Work required — Which lines hold the word "structured"? Show each of them.

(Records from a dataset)
------------------------------------

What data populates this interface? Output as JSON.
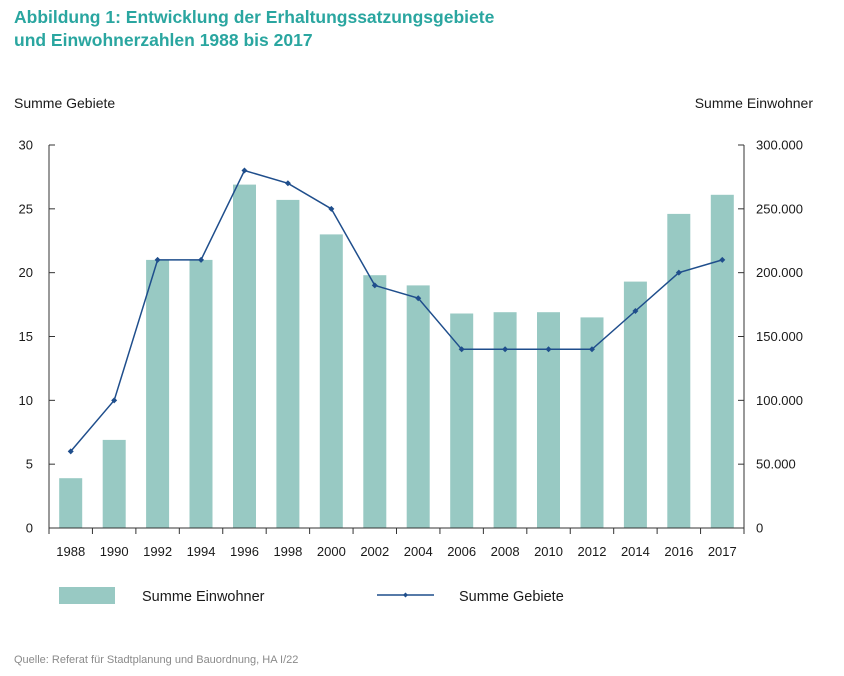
{
  "header": {
    "title_line1": "Abbildung 1: Entwicklung der Erhaltungssatzungsgebiete",
    "title_line2": "und Einwohnerzahlen 1988 bis 2017"
  },
  "source": "Quelle: Referat für Stadtplanung und Bauordnung, HA I/22",
  "colors": {
    "title": "#2aa6a0",
    "bars": "#98c9c3",
    "line": "#1f4e8c",
    "axis": "#333333"
  },
  "chart_data": {
    "type": "bar",
    "categories": [
      "1988",
      "1990",
      "1992",
      "1994",
      "1996",
      "1998",
      "2000",
      "2002",
      "2004",
      "2006",
      "2008",
      "2010",
      "2012",
      "2014",
      "2016",
      "2017"
    ],
    "ylabel_left": "Summe Gebiete",
    "ylabel_right": "Summe Einwohner",
    "ylim_left": [
      0,
      30
    ],
    "ylim_right": [
      0,
      300000
    ],
    "yticks_left": [
      "0",
      "5",
      "10",
      "15",
      "20",
      "25",
      "30"
    ],
    "yticks_right": [
      "0",
      "50.000",
      "100.000",
      "150.000",
      "200.000",
      "250.000",
      "300.000"
    ],
    "grid": false,
    "legend_position": "bottom",
    "series": [
      {
        "name": "Summe Einwohner",
        "type": "bar",
        "axis": "right",
        "values": [
          39000,
          69000,
          210000,
          210000,
          269000,
          257000,
          230000,
          198000,
          190000,
          168000,
          169000,
          169000,
          165000,
          193000,
          246000,
          261000
        ]
      },
      {
        "name": "Summe Gebiete",
        "type": "line",
        "axis": "left",
        "values": [
          6,
          10,
          21,
          21,
          28,
          27,
          25,
          19,
          18,
          14,
          14,
          14,
          14,
          17,
          20,
          21
        ]
      }
    ]
  }
}
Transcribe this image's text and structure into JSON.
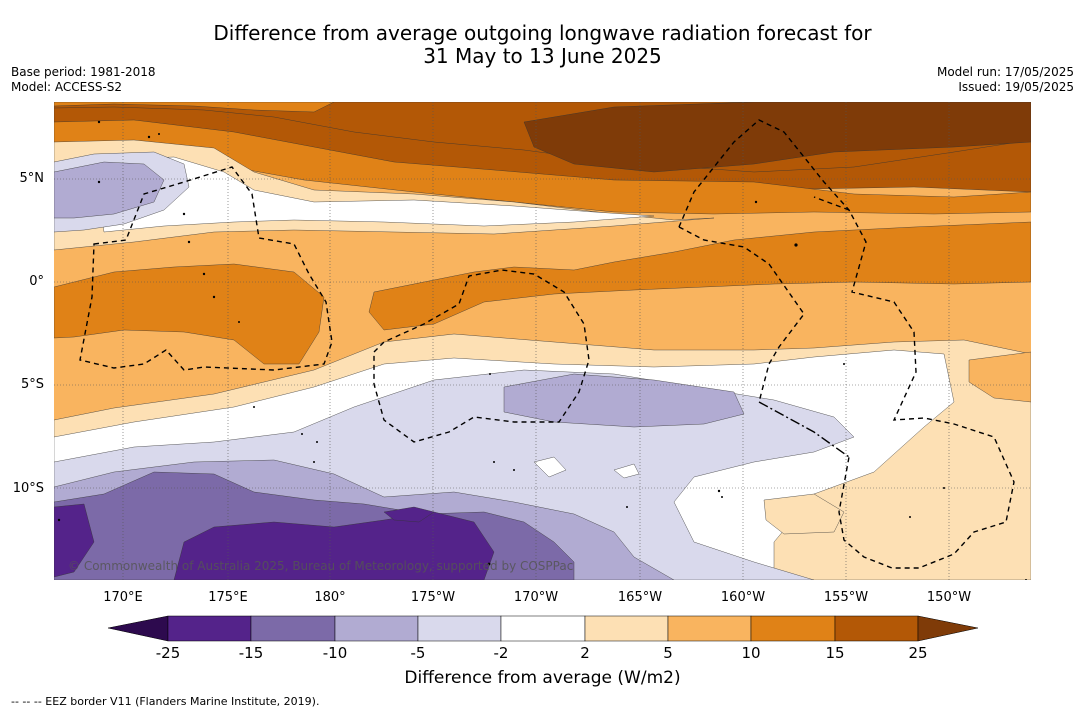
{
  "title_line1": "Difference from average outgoing longwave radiation forecast for",
  "title_line2": "31 May to 13 June 2025",
  "meta_left": {
    "base_period": "Base period: 1981-2018",
    "model": "Model: ACCESS-S2"
  },
  "meta_right": {
    "model_run": "Model run: 17/05/2025",
    "issued": "Issued: 19/05/2025"
  },
  "map": {
    "lon_labels": [
      "170°E",
      "175°E",
      "180°",
      "175°W",
      "170°W",
      "165°W",
      "160°W",
      "155°W",
      "150°W"
    ],
    "lat_labels": [
      "5°N",
      "0°",
      "5°S",
      "10°S"
    ],
    "copyright": "© Commonwealth of Australia 2025, Bureau of Meteorology, supported by COSPPac"
  },
  "colorbar": {
    "ticks": [
      "-25",
      "-15",
      "-10",
      "-5",
      "-2",
      "2",
      "5",
      "10",
      "15",
      "25"
    ],
    "colors": [
      "#2d0a4e",
      "#54238a",
      "#7c6aa8",
      "#b1abd2",
      "#d9d9ec",
      "#ffffff",
      "#fde0b4",
      "#f9b45f",
      "#e08217",
      "#b35806",
      "#7f3b08"
    ],
    "label": "Difference from average (W/m2)"
  },
  "footnote": "--  --  -- EEZ border V11 (Flanders Marine Institute, 2019)."
}
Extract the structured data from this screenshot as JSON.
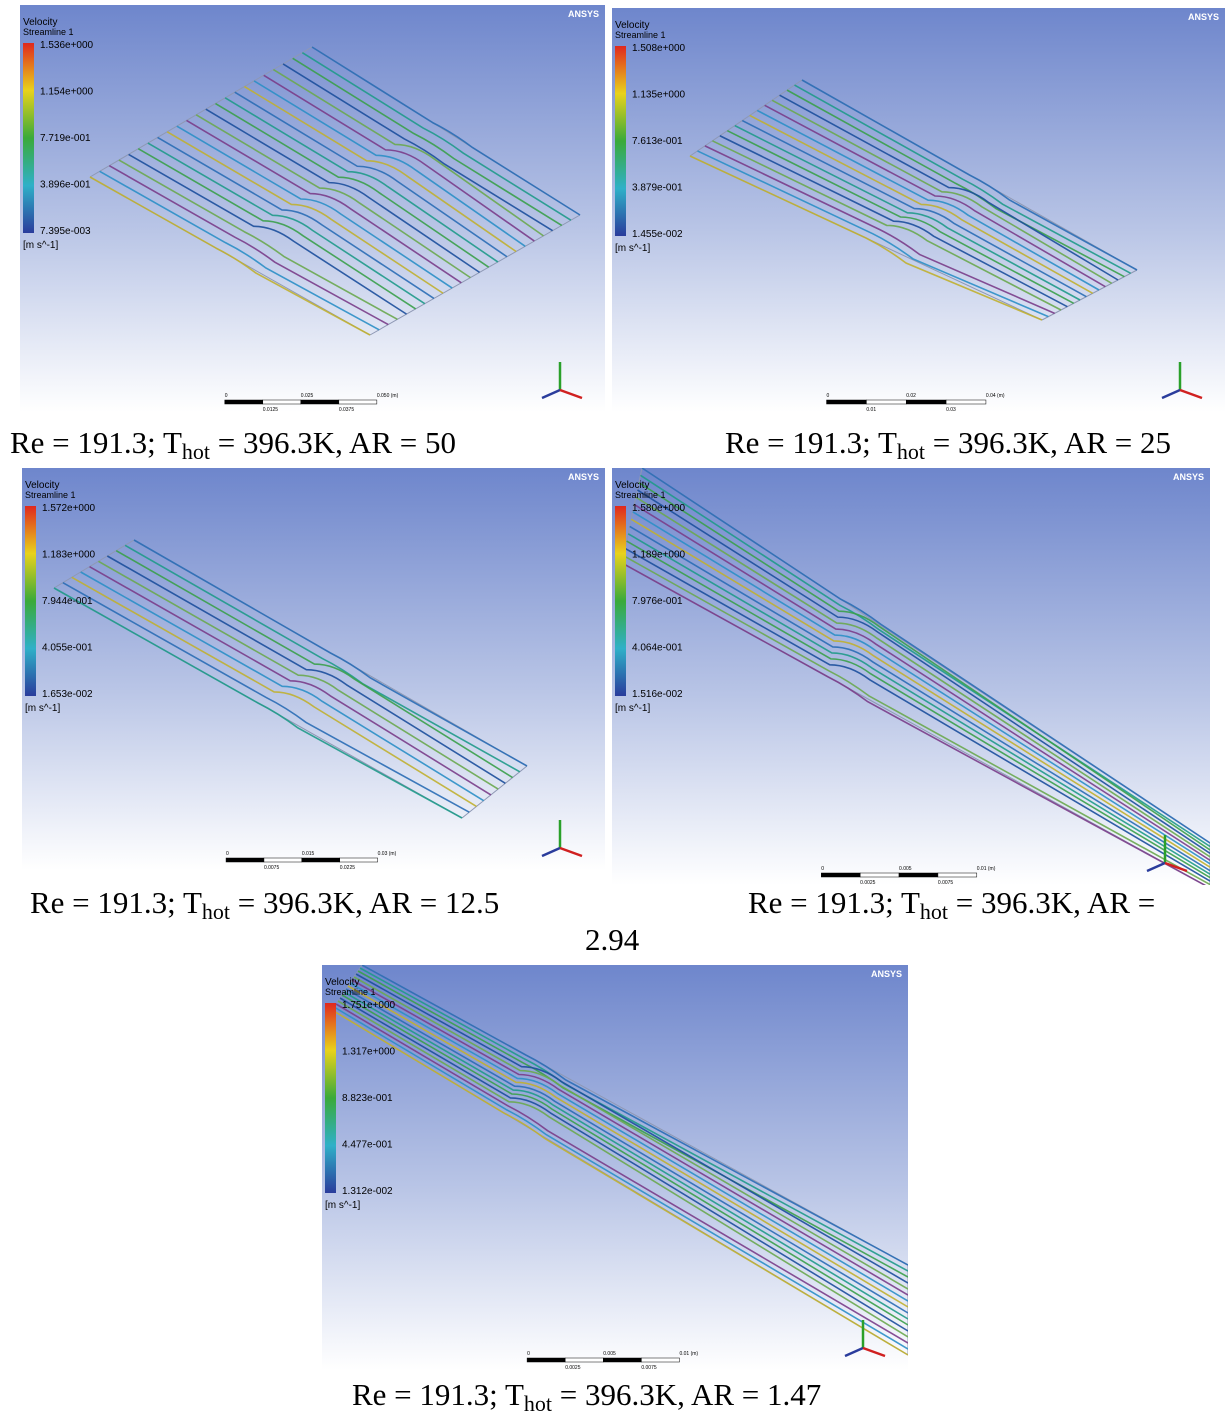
{
  "panels": [
    {
      "logo": "ANSYS",
      "legend": {
        "title": "Velocity",
        "subtitle": "Streamline 1",
        "values": [
          "1.536e+000",
          "1.154e+000",
          "7.719e-001",
          "3.896e-001",
          "7.395e-003"
        ],
        "unit": "[m s^-1]"
      },
      "scale": {
        "top": [
          "0",
          "0.025",
          "0.050 (m)"
        ],
        "bottom": [
          "0.0125",
          "0.0375"
        ]
      },
      "caption": {
        "prefix": "Re = 191.3; T",
        "sub": "hot",
        "suffix": " = 396.3K, AR = 50"
      }
    },
    {
      "logo": "ANSYS",
      "legend": {
        "title": "Velocity",
        "subtitle": "Streamline 1",
        "values": [
          "1.508e+000",
          "1.135e+000",
          "7.613e-001",
          "3.879e-001",
          "1.455e-002"
        ],
        "unit": "[m s^-1]"
      },
      "scale": {
        "top": [
          "0",
          "0.02",
          "0.04 (m)"
        ],
        "bottom": [
          "0.01",
          "0.03"
        ]
      },
      "caption": {
        "prefix": "Re = 191.3; T",
        "sub": "hot",
        "suffix": " = 396.3K, AR = 25"
      }
    },
    {
      "logo": "ANSYS",
      "legend": {
        "title": "Velocity",
        "subtitle": "Streamline 1",
        "values": [
          "1.572e+000",
          "1.183e+000",
          "7.944e-001",
          "4.055e-001",
          "1.653e-002"
        ],
        "unit": "[m s^-1]"
      },
      "scale": {
        "top": [
          "0",
          "0.015",
          "0.03 (m)"
        ],
        "bottom": [
          "0.0075",
          "0.0225"
        ]
      },
      "caption": {
        "prefix": "Re = 191.3; T",
        "sub": "hot",
        "suffix": " = 396.3K, AR = 12.5"
      }
    },
    {
      "logo": "ANSYS",
      "legend": {
        "title": "Velocity",
        "subtitle": "Streamline 1",
        "values": [
          "1.580e+000",
          "1.189e+000",
          "7.976e-001",
          "4.064e-001",
          "1.516e-002"
        ],
        "unit": "[m s^-1]"
      },
      "scale": {
        "top": [
          "0",
          "0.005",
          "0.01 (m)"
        ],
        "bottom": [
          "0.0025",
          "0.0075"
        ]
      },
      "caption": {
        "prefix": "Re = 191.3; T",
        "sub": "hot",
        "suffix": " = 396.3K, AR =",
        "continuation": "2.94"
      }
    },
    {
      "logo": "ANSYS",
      "legend": {
        "title": "Velocity",
        "subtitle": "Streamline 1",
        "values": [
          "1.751e+000",
          "1.317e+000",
          "8.823e-001",
          "4.477e-001",
          "1.312e-002"
        ],
        "unit": "[m s^-1]"
      },
      "scale": {
        "top": [
          "0",
          "0.005",
          "0.01 (m)"
        ],
        "bottom": [
          "0.0025",
          "0.0075"
        ]
      },
      "caption": {
        "prefix": "Re = 191.3; T",
        "sub": "hot",
        "suffix": " = 396.3K, AR = 1.47"
      }
    }
  ]
}
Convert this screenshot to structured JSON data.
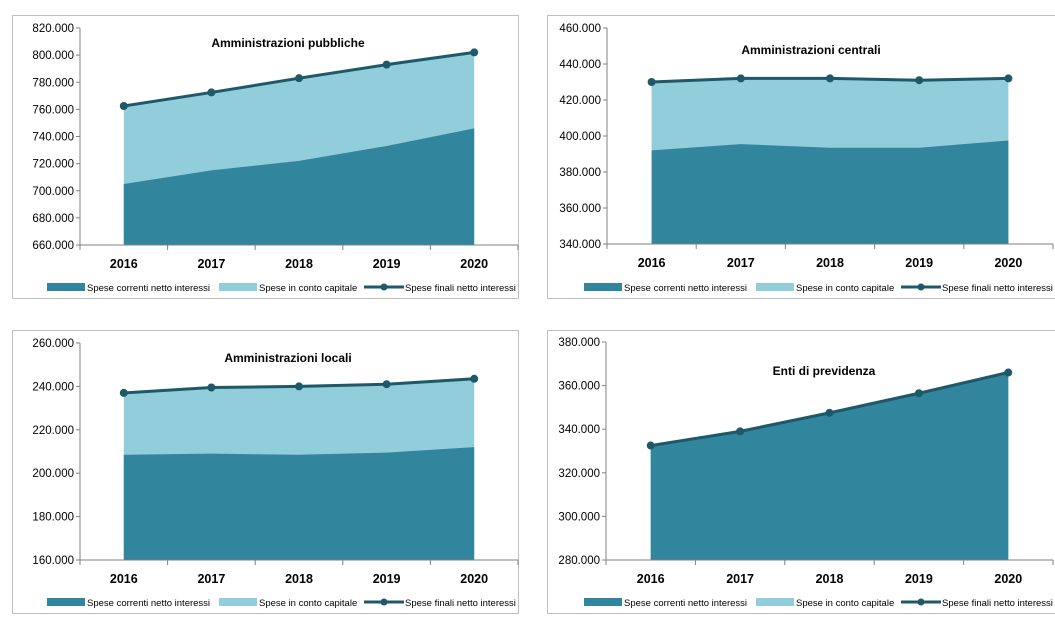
{
  "colors": {
    "correnti": "#31859c",
    "capitale": "#92cddc",
    "finali": "#1f5868"
  },
  "legend": [
    "Spese correnti netto interessi",
    "Spese in conto capitale",
    "Spese finali netto interessi"
  ],
  "chart_data": [
    {
      "type": "area",
      "title": "Amministrazioni pubbliche",
      "categories": [
        "2016",
        "2017",
        "2018",
        "2019",
        "2020"
      ],
      "ylim": [
        660000,
        820000
      ],
      "yticks": [
        "660.000",
        "680.000",
        "700.000",
        "720.000",
        "740.000",
        "760.000",
        "780.000",
        "800.000",
        "820.000"
      ],
      "series": [
        {
          "name": "Spese correnti netto interessi",
          "values": [
            705000,
            715000,
            722000,
            733000,
            746000
          ]
        },
        {
          "name": "Spese in conto capitale",
          "values": [
            57500,
            57500,
            61000,
            60000,
            56000
          ]
        },
        {
          "name": "Spese finali netto interessi",
          "values": [
            762500,
            772500,
            783000,
            793000,
            802000
          ]
        }
      ],
      "legend_position": "bottom",
      "grid": false
    },
    {
      "type": "area",
      "title": "Amministrazioni centrali",
      "categories": [
        "2016",
        "2017",
        "2018",
        "2019",
        "2020"
      ],
      "ylim": [
        340000,
        460000
      ],
      "yticks": [
        "340.000",
        "360.000",
        "380.000",
        "400.000",
        "420.000",
        "440.000",
        "460.000"
      ],
      "series": [
        {
          "name": "Spese correnti netto interessi",
          "values": [
            392000,
            395500,
            393500,
            393500,
            397500
          ]
        },
        {
          "name": "Spese in conto capitale",
          "values": [
            38000,
            36500,
            38500,
            37500,
            34500
          ]
        },
        {
          "name": "Spese finali netto interessi",
          "values": [
            430000,
            432000,
            432000,
            431000,
            432000
          ]
        }
      ],
      "legend_position": "bottom",
      "grid": false
    },
    {
      "type": "area",
      "title": "Amministrazioni locali",
      "categories": [
        "2016",
        "2017",
        "2018",
        "2019",
        "2020"
      ],
      "ylim": [
        160000,
        260000
      ],
      "yticks": [
        "160.000",
        "180.000",
        "200.000",
        "220.000",
        "240.000",
        "260.000"
      ],
      "series": [
        {
          "name": "Spese correnti netto interessi",
          "values": [
            208500,
            209000,
            208500,
            209500,
            212000
          ]
        },
        {
          "name": "Spese in conto capitale",
          "values": [
            28500,
            30500,
            31500,
            31500,
            31500
          ]
        },
        {
          "name": "Spese finali netto interessi",
          "values": [
            237000,
            239500,
            240000,
            241000,
            243500
          ]
        }
      ],
      "legend_position": "bottom",
      "grid": false
    },
    {
      "type": "area",
      "title": "Enti di previdenza",
      "categories": [
        "2016",
        "2017",
        "2018",
        "2019",
        "2020"
      ],
      "ylim": [
        280000,
        380000
      ],
      "yticks": [
        "280.000",
        "300.000",
        "320.000",
        "340.000",
        "360.000",
        "380.000"
      ],
      "series": [
        {
          "name": "Spese correnti netto interessi",
          "values": [
            332500,
            339000,
            347500,
            356500,
            366000
          ]
        },
        {
          "name": "Spese in conto capitale",
          "values": [
            0,
            0,
            0,
            0,
            0
          ]
        },
        {
          "name": "Spese finali netto interessi",
          "values": [
            332500,
            339000,
            347500,
            356500,
            366000
          ]
        }
      ],
      "legend_position": "bottom",
      "grid": false
    }
  ]
}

------------------------------------

Output of the task —
Extract the structured data from this screenshot as JSON.
Convert this screenshot to structured JSON data.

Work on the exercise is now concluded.